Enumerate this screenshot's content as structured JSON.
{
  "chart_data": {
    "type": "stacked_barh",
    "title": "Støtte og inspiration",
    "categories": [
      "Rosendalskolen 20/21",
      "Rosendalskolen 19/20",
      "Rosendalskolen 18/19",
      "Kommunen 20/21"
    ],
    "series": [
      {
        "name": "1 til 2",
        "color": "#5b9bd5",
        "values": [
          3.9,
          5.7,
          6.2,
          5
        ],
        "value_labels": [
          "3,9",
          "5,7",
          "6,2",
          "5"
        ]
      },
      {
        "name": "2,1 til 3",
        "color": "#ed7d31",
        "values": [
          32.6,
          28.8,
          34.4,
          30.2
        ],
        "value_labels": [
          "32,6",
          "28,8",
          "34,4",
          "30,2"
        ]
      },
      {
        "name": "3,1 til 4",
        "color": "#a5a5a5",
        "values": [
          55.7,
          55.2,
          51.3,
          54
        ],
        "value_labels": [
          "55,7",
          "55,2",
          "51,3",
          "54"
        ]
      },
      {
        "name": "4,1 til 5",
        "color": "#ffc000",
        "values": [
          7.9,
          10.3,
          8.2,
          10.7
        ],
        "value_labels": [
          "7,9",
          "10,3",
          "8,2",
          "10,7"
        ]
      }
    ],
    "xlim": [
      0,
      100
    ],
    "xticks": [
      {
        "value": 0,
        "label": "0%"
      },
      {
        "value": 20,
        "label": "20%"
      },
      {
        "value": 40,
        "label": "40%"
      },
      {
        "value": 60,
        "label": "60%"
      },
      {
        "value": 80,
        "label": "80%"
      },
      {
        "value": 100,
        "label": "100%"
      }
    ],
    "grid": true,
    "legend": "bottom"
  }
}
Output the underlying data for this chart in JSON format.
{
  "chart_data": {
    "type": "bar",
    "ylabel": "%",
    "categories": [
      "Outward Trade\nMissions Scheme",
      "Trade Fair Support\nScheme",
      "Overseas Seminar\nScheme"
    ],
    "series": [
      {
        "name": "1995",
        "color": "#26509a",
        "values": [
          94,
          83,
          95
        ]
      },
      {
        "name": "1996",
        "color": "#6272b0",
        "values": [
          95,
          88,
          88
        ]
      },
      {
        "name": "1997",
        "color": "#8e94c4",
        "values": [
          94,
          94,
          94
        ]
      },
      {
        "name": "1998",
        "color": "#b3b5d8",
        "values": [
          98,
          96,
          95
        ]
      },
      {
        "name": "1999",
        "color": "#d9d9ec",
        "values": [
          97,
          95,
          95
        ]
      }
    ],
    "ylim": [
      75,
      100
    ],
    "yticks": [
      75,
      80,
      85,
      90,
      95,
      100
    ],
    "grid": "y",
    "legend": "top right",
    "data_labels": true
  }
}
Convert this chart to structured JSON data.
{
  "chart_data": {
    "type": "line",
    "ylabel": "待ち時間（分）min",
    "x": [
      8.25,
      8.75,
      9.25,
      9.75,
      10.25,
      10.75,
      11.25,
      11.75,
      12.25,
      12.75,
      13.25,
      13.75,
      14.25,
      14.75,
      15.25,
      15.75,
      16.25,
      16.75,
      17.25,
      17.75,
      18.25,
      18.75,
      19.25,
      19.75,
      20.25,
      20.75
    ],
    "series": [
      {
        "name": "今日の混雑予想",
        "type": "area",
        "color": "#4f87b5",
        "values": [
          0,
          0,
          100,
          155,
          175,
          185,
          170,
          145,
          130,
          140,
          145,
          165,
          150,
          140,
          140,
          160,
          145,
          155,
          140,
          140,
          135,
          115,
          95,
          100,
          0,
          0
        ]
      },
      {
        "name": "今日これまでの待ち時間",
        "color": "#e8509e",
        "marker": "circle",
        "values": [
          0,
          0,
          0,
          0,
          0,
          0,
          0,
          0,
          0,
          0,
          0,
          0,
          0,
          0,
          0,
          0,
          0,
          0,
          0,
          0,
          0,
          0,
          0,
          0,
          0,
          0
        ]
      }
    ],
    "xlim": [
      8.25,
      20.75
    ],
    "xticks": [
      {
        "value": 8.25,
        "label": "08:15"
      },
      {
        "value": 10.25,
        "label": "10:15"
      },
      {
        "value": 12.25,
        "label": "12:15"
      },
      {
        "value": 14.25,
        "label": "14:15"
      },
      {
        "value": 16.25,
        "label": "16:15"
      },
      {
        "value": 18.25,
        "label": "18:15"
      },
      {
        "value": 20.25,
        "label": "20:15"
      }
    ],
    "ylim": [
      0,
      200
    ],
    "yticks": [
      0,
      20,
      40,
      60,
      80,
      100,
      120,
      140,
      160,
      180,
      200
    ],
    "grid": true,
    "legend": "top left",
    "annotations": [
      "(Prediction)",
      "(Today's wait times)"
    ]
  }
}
**********
What to do: Extract the data in full. Keep it word for word.

Task solution:
Enumerate this screenshot's content as structured JSON.
{
  "chart_data": {
    "type": "stacked_barh",
    "title": "Støtte og inspiration",
    "categories": [
      "Rosendalskolen 20/21",
      "Rosendalskolen 19/20",
      "Rosendalskolen 18/19",
      "Kommunen 20/21"
    ],
    "series": [
      {
        "name": "1 til 2",
        "color": "#5b9bd5",
        "values": [
          3.9,
          5.7,
          6.2,
          5
        ],
        "value_labels": [
          "3,9",
          "5,7",
          "6,2",
          "5"
        ]
      },
      {
        "name": "2,1 til 3",
        "color": "#ed7d31",
        "values": [
          32.6,
          28.8,
          34.4,
          30.2
        ],
        "value_labels": [
          "32,6",
          "28,8",
          "34,4",
          "30,2"
        ]
      },
      {
        "name": "3,1 til 4",
        "color": "#a5a5a5",
        "values": [
          55.7,
          55.2,
          51.3,
          54
        ],
        "value_labels": [
          "55,7",
          "55,2",
          "51,3",
          "54"
        ]
      },
      {
        "name": "4,1 til 5",
        "color": "#ffc000",
        "values": [
          7.9,
          10.3,
          8.2,
          10.7
        ],
        "value_labels": [
          "7,9",
          "10,3",
          "8,2",
          "10,7"
        ]
      }
    ],
    "xlim": [
      0,
      100
    ],
    "xticks": [
      {
        "value": 0,
        "label": "0%"
      },
      {
        "value": 20,
        "label": "20%"
      },
      {
        "value": 40,
        "label": "40%"
      },
      {
        "value": 60,
        "label": "60%"
      },
      {
        "value": 80,
        "label": "80%"
      },
      {
        "value": 100,
        "label": "100%"
      }
    ],
    "grid": true,
    "legend": "bottom"
  }
}
Output the underlying data for this chart in JSON format.
{
  "chart_data": {
    "type": "bar",
    "ylabel": "%",
    "categories": [
      "Outward Trade\nMissions Scheme",
      "Trade Fair Support\nScheme",
      "Overseas Seminar\nScheme"
    ],
    "series": [
      {
        "name": "1995",
        "color": "#26509a",
        "values": [
          94,
          83,
          95
        ]
      },
      {
        "name": "1996",
        "color": "#6272b0",
        "values": [
          95,
          88,
          88
        ]
      },
      {
        "name": "1997",
        "color": "#8e94c4",
        "values": [
          94,
          94,
          94
        ]
      },
      {
        "name": "1998",
        "color": "#b3b5d8",
        "values": [
          98,
          96,
          95
        ]
      },
      {
        "name": "1999",
        "color": "#d9d9ec",
        "values": [
          97,
          95,
          95
        ]
      }
    ],
    "ylim": [
      75,
      100
    ],
    "yticks": [
      75,
      80,
      85,
      90,
      95,
      100
    ],
    "grid": "y",
    "legend": "top right",
    "data_labels": true
  }
}
Convert this chart to structured JSON data.
{
  "chart_data": {
    "type": "line",
    "ylabel": "待ち時間（分）min",
    "x": [
      8.25,
      8.75,
      9.25,
      9.75,
      10.25,
      10.75,
      11.25,
      11.75,
      12.25,
      12.75,
      13.25,
      13.75,
      14.25,
      14.75,
      15.25,
      15.75,
      16.25,
      16.75,
      17.25,
      17.75,
      18.25,
      18.75,
      19.25,
      19.75,
      20.25,
      20.75
    ],
    "series": [
      {
        "name": "今日の混雑予想",
        "type": "area",
        "color": "#4f87b5",
        "values": [
          0,
          0,
          100,
          155,
          175,
          185,
          170,
          145,
          130,
          140,
          145,
          165,
          150,
          140,
          140,
          160,
          145,
          155,
          140,
          140,
          135,
          115,
          95,
          100,
          0,
          0
        ]
      },
      {
        "name": "今日これまでの待ち時間",
        "color": "#e8509e",
        "marker": "circle",
        "values": [
          0,
          0,
          0,
          0,
          0,
          0,
          0,
          0,
          0,
          0,
          0,
          0,
          0,
          0,
          0,
          0,
          0,
          0,
          0,
          0,
          0,
          0,
          0,
          0,
          0,
          0
        ]
      }
    ],
    "xlim": [
      8.25,
      20.75
    ],
    "xticks": [
      {
        "value": 8.25,
        "label": "08:15"
      },
      {
        "value": 10.25,
        "label": "10:15"
      },
      {
        "value": 12.25,
        "label": "12:15"
      },
      {
        "value": 14.25,
        "label": "14:15"
      },
      {
        "value": 16.25,
        "label": "16:15"
      },
      {
        "value": 18.25,
        "label": "18:15"
      },
      {
        "value": 20.25,
        "label": "20:15"
      }
    ],
    "ylim": [
      0,
      200
    ],
    "yticks": [
      0,
      20,
      40,
      60,
      80,
      100,
      120,
      140,
      160,
      180,
      200
    ],
    "grid": true,
    "legend": "top left",
    "annotations": [
      "(Prediction)",
      "(Today's wait times)"
    ]
  }
}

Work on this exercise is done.